_GIVEN INSTRUCTION_
Produce an exact copy of all the records.

________________

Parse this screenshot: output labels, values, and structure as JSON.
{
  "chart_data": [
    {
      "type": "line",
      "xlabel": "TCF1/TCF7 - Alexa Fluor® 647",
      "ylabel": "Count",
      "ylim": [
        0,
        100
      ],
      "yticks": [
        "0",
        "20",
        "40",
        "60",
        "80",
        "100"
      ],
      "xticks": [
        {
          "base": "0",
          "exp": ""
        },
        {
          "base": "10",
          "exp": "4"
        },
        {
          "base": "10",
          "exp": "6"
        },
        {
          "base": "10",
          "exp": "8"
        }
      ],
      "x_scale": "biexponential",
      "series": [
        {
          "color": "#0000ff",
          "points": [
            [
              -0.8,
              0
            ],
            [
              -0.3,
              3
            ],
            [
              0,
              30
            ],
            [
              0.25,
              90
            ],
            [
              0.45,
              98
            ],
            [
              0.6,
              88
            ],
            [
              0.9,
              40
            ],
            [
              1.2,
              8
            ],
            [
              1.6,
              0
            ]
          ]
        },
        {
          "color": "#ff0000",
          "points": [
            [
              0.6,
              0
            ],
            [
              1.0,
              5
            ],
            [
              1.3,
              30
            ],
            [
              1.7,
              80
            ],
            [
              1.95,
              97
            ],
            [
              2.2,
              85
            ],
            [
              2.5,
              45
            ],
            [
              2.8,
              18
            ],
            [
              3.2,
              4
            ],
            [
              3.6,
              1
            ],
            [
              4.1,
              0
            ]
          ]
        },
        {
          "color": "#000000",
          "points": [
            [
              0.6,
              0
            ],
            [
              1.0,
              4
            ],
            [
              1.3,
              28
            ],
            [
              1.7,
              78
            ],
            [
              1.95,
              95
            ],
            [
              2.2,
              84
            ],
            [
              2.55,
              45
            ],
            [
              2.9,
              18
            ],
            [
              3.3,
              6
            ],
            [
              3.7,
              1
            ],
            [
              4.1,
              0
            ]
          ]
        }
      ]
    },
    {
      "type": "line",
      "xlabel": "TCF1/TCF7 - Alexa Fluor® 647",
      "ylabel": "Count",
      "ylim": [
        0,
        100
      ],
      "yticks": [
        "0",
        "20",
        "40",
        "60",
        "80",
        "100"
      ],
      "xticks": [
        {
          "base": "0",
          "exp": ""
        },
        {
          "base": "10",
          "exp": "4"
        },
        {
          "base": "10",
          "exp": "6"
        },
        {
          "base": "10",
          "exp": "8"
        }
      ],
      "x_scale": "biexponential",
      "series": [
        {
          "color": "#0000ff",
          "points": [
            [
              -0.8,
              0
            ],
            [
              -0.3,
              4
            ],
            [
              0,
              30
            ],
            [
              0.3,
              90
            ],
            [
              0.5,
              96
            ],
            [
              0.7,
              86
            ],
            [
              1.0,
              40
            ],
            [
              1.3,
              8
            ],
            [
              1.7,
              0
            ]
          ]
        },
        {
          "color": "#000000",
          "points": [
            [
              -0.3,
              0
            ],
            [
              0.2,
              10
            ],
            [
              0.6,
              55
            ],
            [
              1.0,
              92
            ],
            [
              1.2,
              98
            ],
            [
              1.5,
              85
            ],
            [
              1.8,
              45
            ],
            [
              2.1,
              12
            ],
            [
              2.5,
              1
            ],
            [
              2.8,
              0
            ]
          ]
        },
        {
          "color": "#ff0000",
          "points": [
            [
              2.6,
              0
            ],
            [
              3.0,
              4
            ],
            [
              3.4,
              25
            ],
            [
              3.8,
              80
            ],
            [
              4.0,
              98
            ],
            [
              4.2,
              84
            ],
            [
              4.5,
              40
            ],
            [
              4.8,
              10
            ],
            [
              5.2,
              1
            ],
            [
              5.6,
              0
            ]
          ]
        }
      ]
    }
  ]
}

________________

_SOLUTION BELOW_
Parse this screenshot: output labels, values, and structure as JSON.
{
  "chart_data": [
    {
      "type": "line",
      "xlabel": "TCF1/TCF7 - Alexa Fluor® 647",
      "ylabel": "Count",
      "ylim": [
        0,
        100
      ],
      "yticks": [
        "0",
        "20",
        "40",
        "60",
        "80",
        "100"
      ],
      "xticks": [
        {
          "base": "0",
          "exp": ""
        },
        {
          "base": "10",
          "exp": "4"
        },
        {
          "base": "10",
          "exp": "6"
        },
        {
          "base": "10",
          "exp": "8"
        }
      ],
      "x_scale": "biexponential",
      "series": [
        {
          "color": "#0000ff",
          "points": [
            [
              -0.8,
              0
            ],
            [
              -0.3,
              3
            ],
            [
              0,
              30
            ],
            [
              0.25,
              90
            ],
            [
              0.45,
              98
            ],
            [
              0.6,
              88
            ],
            [
              0.9,
              40
            ],
            [
              1.2,
              8
            ],
            [
              1.6,
              0
            ]
          ]
        },
        {
          "color": "#ff0000",
          "points": [
            [
              0.6,
              0
            ],
            [
              1.0,
              5
            ],
            [
              1.3,
              30
            ],
            [
              1.7,
              80
            ],
            [
              1.95,
              97
            ],
            [
              2.2,
              85
            ],
            [
              2.5,
              45
            ],
            [
              2.8,
              18
            ],
            [
              3.2,
              4
            ],
            [
              3.6,
              1
            ],
            [
              4.1,
              0
            ]
          ]
        },
        {
          "color": "#000000",
          "points": [
            [
              0.6,
              0
            ],
            [
              1.0,
              4
            ],
            [
              1.3,
              28
            ],
            [
              1.7,
              78
            ],
            [
              1.95,
              95
            ],
            [
              2.2,
              84
            ],
            [
              2.55,
              45
            ],
            [
              2.9,
              18
            ],
            [
              3.3,
              6
            ],
            [
              3.7,
              1
            ],
            [
              4.1,
              0
            ]
          ]
        }
      ]
    },
    {
      "type": "line",
      "xlabel": "TCF1/TCF7 - Alexa Fluor® 647",
      "ylabel": "Count",
      "ylim": [
        0,
        100
      ],
      "yticks": [
        "0",
        "20",
        "40",
        "60",
        "80",
        "100"
      ],
      "xticks": [
        {
          "base": "0",
          "exp": ""
        },
        {
          "base": "10",
          "exp": "4"
        },
        {
          "base": "10",
          "exp": "6"
        },
        {
          "base": "10",
          "exp": "8"
        }
      ],
      "x_scale": "biexponential",
      "series": [
        {
          "color": "#0000ff",
          "points": [
            [
              -0.8,
              0
            ],
            [
              -0.3,
              4
            ],
            [
              0,
              30
            ],
            [
              0.3,
              90
            ],
            [
              0.5,
              96
            ],
            [
              0.7,
              86
            ],
            [
              1.0,
              40
            ],
            [
              1.3,
              8
            ],
            [
              1.7,
              0
            ]
          ]
        },
        {
          "color": "#000000",
          "points": [
            [
              -0.3,
              0
            ],
            [
              0.2,
              10
            ],
            [
              0.6,
              55
            ],
            [
              1.0,
              92
            ],
            [
              1.2,
              98
            ],
            [
              1.5,
              85
            ],
            [
              1.8,
              45
            ],
            [
              2.1,
              12
            ],
            [
              2.5,
              1
            ],
            [
              2.8,
              0
            ]
          ]
        },
        {
          "color": "#ff0000",
          "points": [
            [
              2.6,
              0
            ],
            [
              3.0,
              4
            ],
            [
              3.4,
              25
            ],
            [
              3.8,
              80
            ],
            [
              4.0,
              98
            ],
            [
              4.2,
              84
            ],
            [
              4.5,
              40
            ],
            [
              4.8,
              10
            ],
            [
              5.2,
              1
            ],
            [
              5.6,
              0
            ]
          ]
        }
      ]
    }
  ]
}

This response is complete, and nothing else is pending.